══ Stored data ══
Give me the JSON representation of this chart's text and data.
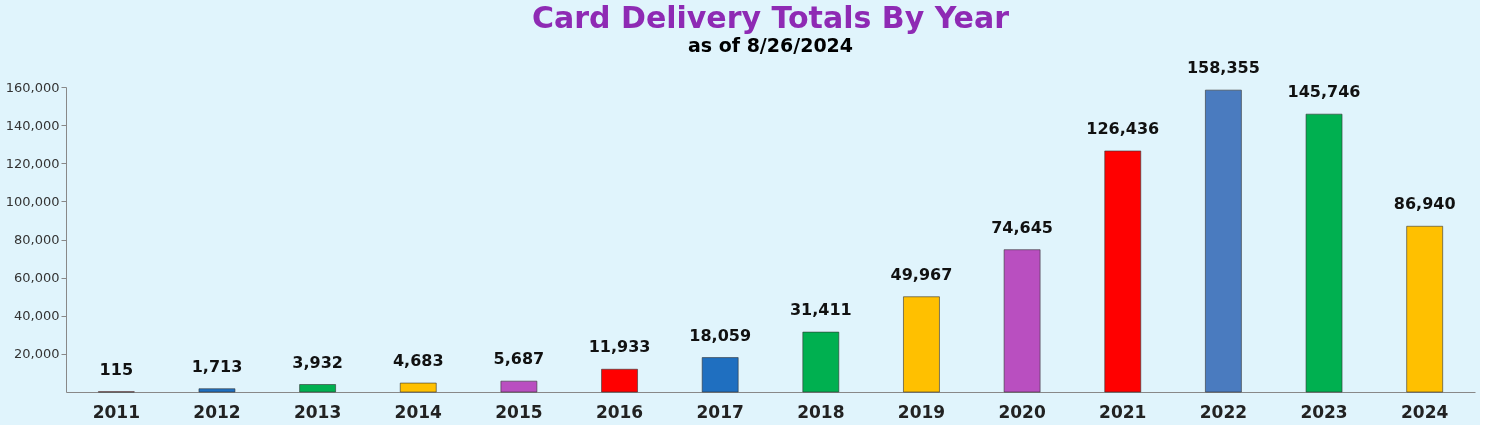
{
  "chart_data": {
    "type": "bar",
    "title": "Card Delivery Totals By Year",
    "subtitle": "as of  8/26/2024",
    "categories": [
      "2011",
      "2012",
      "2013",
      "2014",
      "2015",
      "2016",
      "2017",
      "2018",
      "2019",
      "2020",
      "2021",
      "2022",
      "2023",
      "2024"
    ],
    "values": [
      115,
      1713,
      3932,
      4683,
      5687,
      11933,
      18059,
      31411,
      49967,
      74645,
      126436,
      158355,
      145746,
      86940
    ],
    "colors": [
      "#ff0000",
      "#1f6fc0",
      "#00b050",
      "#ffc000",
      "#b94fc0",
      "#ff0000",
      "#1f6fc0",
      "#00b050",
      "#ffc000",
      "#b94fc0",
      "#ff0000",
      "#4a7bbf",
      "#00b050",
      "#ffc000"
    ],
    "value_labels": [
      "115",
      "1,713",
      "3,932",
      "4,683",
      "5,687",
      "11,933",
      "18,059",
      "31,411",
      "49,967",
      "74,645",
      "126,436",
      "158,355",
      "145,746",
      "86,940"
    ],
    "ylim": [
      0,
      160000
    ],
    "yticks": [
      {
        "value": 20000,
        "label": "20,000"
      },
      {
        "value": 40000,
        "label": "40,000"
      },
      {
        "value": 60000,
        "label": "60,000"
      },
      {
        "value": 80000,
        "label": "80,000"
      },
      {
        "value": 100000,
        "label": "100,000"
      },
      {
        "value": 120000,
        "label": "120,000"
      },
      {
        "value": 140000,
        "label": "140,000"
      },
      {
        "value": 160000,
        "label": "160,000"
      }
    ],
    "grid": false
  }
}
═══
* _Aim of the task_
Output the lines above in full and exactly as given, omitting any pictures.

* _Written solution_
Give me the JSON representation of this chart's text and data.
{
  "chart_data": {
    "type": "bar",
    "title": "Card Delivery Totals By Year",
    "subtitle": "as of  8/26/2024",
    "categories": [
      "2011",
      "2012",
      "2013",
      "2014",
      "2015",
      "2016",
      "2017",
      "2018",
      "2019",
      "2020",
      "2021",
      "2022",
      "2023",
      "2024"
    ],
    "values": [
      115,
      1713,
      3932,
      4683,
      5687,
      11933,
      18059,
      31411,
      49967,
      74645,
      126436,
      158355,
      145746,
      86940
    ],
    "colors": [
      "#ff0000",
      "#1f6fc0",
      "#00b050",
      "#ffc000",
      "#b94fc0",
      "#ff0000",
      "#1f6fc0",
      "#00b050",
      "#ffc000",
      "#b94fc0",
      "#ff0000",
      "#4a7bbf",
      "#00b050",
      "#ffc000"
    ],
    "value_labels": [
      "115",
      "1,713",
      "3,932",
      "4,683",
      "5,687",
      "11,933",
      "18,059",
      "31,411",
      "49,967",
      "74,645",
      "126,436",
      "158,355",
      "145,746",
      "86,940"
    ],
    "ylim": [
      0,
      160000
    ],
    "yticks": [
      {
        "value": 20000,
        "label": "20,000"
      },
      {
        "value": 40000,
        "label": "40,000"
      },
      {
        "value": 60000,
        "label": "60,000"
      },
      {
        "value": 80000,
        "label": "80,000"
      },
      {
        "value": 100000,
        "label": "100,000"
      },
      {
        "value": 120000,
        "label": "120,000"
      },
      {
        "value": 140000,
        "label": "140,000"
      },
      {
        "value": 160000,
        "label": "160,000"
      }
    ],
    "grid": false
  }
}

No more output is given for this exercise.